● INSTRUCTION
What follows is a set of entries. Repeat them exactly, but not their pictures.

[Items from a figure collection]
┄┄┄┄┄┄

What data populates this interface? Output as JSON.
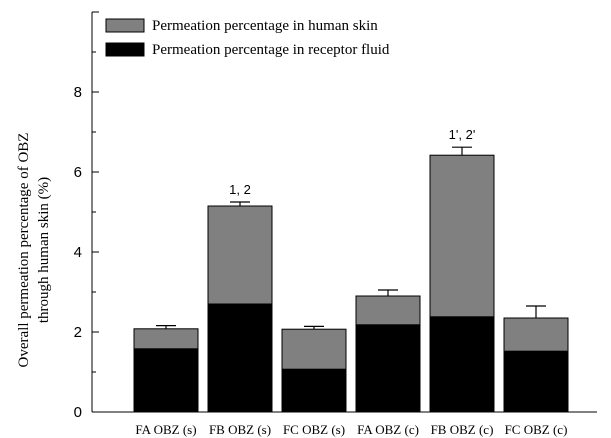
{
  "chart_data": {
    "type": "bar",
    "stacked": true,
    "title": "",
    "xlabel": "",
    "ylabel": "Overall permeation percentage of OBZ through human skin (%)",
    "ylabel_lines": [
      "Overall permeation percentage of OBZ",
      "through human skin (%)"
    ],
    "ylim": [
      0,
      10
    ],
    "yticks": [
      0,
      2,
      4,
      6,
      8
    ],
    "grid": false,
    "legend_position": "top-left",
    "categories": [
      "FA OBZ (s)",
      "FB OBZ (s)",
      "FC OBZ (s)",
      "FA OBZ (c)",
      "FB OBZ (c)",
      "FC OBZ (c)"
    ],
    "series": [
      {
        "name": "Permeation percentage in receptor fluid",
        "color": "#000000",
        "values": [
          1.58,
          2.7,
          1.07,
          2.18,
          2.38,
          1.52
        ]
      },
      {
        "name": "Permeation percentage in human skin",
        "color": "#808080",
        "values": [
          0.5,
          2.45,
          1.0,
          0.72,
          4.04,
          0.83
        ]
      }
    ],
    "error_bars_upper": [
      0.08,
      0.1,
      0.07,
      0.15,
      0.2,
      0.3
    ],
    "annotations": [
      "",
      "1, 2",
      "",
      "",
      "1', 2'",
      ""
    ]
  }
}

┄┄┄┄┄┄

● RESULT OF THE TASK
What data populates this interface? Output as JSON.
{
  "chart_data": {
    "type": "bar",
    "stacked": true,
    "title": "",
    "xlabel": "",
    "ylabel": "Overall permeation percentage of OBZ through human skin (%)",
    "ylabel_lines": [
      "Overall permeation percentage of OBZ",
      "through human skin (%)"
    ],
    "ylim": [
      0,
      10
    ],
    "yticks": [
      0,
      2,
      4,
      6,
      8
    ],
    "grid": false,
    "legend_position": "top-left",
    "categories": [
      "FA OBZ (s)",
      "FB OBZ (s)",
      "FC OBZ (s)",
      "FA OBZ (c)",
      "FB OBZ (c)",
      "FC OBZ (c)"
    ],
    "series": [
      {
        "name": "Permeation percentage in receptor fluid",
        "color": "#000000",
        "values": [
          1.58,
          2.7,
          1.07,
          2.18,
          2.38,
          1.52
        ]
      },
      {
        "name": "Permeation percentage in human skin",
        "color": "#808080",
        "values": [
          0.5,
          2.45,
          1.0,
          0.72,
          4.04,
          0.83
        ]
      }
    ],
    "error_bars_upper": [
      0.08,
      0.1,
      0.07,
      0.15,
      0.2,
      0.3
    ],
    "annotations": [
      "",
      "1, 2",
      "",
      "",
      "1', 2'",
      ""
    ]
  }
}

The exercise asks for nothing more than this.